_Directions for this task:_ Select each line where the word "triangle" appears.

_Dataset:_
--------------------------------------------------
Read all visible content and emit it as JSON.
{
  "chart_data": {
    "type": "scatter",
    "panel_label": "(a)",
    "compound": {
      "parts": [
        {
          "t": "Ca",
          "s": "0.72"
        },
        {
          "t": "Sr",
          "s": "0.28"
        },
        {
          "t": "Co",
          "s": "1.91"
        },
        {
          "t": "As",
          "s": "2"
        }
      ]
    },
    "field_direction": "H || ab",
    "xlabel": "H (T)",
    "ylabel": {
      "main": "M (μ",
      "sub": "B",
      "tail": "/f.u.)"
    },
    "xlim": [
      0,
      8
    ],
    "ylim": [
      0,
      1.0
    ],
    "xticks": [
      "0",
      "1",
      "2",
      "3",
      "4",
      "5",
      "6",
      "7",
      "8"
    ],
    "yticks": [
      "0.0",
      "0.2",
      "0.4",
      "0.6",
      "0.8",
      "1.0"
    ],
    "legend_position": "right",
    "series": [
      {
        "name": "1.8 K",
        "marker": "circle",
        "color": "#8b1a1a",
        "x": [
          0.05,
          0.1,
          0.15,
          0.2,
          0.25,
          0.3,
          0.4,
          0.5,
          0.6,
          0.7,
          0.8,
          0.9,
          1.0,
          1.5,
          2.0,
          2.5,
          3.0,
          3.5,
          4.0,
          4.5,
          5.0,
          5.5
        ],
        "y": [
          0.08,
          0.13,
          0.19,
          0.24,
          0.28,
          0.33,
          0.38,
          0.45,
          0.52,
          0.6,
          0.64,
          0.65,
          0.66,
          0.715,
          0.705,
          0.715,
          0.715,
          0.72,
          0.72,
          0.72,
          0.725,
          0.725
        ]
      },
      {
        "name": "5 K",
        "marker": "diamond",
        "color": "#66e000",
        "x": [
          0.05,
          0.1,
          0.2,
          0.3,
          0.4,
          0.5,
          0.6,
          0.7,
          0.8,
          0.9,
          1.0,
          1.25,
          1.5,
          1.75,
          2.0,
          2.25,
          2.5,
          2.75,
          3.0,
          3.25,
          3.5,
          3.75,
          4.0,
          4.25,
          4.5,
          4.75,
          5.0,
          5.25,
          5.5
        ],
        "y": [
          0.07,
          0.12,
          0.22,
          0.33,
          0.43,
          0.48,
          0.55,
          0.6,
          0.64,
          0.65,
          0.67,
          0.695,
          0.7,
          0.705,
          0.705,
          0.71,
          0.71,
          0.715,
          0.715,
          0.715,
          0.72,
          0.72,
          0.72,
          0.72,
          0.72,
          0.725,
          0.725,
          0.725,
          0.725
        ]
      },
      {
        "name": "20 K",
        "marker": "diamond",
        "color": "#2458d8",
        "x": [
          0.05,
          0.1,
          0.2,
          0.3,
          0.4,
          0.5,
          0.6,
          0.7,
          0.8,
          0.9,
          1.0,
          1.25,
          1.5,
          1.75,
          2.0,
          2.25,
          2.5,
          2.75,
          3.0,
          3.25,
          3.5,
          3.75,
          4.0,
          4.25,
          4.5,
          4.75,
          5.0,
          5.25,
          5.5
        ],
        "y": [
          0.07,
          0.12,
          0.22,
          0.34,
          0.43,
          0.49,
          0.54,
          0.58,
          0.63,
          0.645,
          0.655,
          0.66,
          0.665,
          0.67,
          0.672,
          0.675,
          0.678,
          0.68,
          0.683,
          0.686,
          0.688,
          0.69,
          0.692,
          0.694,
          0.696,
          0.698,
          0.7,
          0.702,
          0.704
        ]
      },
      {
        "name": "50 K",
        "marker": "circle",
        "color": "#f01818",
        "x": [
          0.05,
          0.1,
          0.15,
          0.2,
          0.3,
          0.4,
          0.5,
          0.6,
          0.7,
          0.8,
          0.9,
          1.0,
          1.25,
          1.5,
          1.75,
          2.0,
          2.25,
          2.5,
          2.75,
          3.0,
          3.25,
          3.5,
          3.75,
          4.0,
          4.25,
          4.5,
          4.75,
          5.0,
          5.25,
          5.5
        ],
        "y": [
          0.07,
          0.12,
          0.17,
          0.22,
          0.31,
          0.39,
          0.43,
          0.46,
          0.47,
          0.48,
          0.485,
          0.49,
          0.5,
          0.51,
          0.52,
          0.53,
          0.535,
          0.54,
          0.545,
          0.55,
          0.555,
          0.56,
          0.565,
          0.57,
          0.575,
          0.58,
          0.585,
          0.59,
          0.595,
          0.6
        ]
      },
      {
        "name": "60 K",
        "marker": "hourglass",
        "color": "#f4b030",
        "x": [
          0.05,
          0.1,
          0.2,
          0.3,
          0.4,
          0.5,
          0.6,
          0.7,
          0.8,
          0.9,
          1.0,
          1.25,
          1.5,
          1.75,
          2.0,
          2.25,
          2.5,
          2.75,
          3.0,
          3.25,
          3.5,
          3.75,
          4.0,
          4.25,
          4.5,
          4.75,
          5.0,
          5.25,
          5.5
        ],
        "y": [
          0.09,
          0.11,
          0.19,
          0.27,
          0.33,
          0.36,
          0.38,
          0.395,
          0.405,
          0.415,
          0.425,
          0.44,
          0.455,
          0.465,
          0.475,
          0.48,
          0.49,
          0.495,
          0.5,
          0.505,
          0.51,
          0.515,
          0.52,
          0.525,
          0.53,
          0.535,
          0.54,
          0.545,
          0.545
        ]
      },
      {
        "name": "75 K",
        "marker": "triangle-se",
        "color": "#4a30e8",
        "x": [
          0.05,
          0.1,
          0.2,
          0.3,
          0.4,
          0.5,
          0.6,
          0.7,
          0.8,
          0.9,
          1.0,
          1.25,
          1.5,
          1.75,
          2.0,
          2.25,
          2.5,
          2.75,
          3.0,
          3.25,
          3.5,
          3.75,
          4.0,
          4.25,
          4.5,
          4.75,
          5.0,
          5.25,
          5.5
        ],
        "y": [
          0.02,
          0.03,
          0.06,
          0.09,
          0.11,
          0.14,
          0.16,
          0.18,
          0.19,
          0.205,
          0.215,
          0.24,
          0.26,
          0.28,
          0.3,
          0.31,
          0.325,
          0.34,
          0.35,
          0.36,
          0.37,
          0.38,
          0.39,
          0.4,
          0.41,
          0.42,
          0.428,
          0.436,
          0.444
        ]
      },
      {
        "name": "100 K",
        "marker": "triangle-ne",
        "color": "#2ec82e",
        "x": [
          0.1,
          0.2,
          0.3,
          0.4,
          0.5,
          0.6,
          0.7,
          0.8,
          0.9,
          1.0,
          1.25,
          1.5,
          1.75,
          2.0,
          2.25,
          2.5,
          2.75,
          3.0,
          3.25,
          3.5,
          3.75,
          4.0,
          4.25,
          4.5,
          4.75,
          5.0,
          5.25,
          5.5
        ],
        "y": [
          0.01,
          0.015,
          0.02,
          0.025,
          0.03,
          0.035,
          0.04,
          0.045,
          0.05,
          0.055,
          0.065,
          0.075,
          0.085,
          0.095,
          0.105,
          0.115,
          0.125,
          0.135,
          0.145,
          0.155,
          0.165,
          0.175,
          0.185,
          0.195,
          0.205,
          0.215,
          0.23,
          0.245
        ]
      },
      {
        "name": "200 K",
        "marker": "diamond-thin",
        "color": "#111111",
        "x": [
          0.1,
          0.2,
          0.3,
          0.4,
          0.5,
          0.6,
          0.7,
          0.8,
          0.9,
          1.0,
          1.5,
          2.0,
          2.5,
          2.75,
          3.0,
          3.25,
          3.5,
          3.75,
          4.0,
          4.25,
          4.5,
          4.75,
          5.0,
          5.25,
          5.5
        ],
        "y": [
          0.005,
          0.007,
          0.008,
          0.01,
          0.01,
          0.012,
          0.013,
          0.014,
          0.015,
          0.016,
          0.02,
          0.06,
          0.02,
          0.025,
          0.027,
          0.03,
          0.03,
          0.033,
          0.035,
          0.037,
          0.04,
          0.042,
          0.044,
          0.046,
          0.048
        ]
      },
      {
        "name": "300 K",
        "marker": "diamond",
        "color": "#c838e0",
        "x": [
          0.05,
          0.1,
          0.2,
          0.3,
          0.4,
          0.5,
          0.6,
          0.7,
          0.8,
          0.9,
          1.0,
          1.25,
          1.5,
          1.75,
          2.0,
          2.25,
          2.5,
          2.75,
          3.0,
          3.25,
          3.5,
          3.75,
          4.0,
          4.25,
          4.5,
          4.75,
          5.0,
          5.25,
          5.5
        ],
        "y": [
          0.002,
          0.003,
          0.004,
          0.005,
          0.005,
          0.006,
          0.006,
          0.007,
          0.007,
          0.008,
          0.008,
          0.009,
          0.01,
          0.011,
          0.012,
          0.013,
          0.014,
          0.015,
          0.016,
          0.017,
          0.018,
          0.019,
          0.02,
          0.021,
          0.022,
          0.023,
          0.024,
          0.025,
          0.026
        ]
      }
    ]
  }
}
--------------------------------------------------
_Completed exercise:_
        "marker": "triangle-se",
        "marker": "triangle-ne",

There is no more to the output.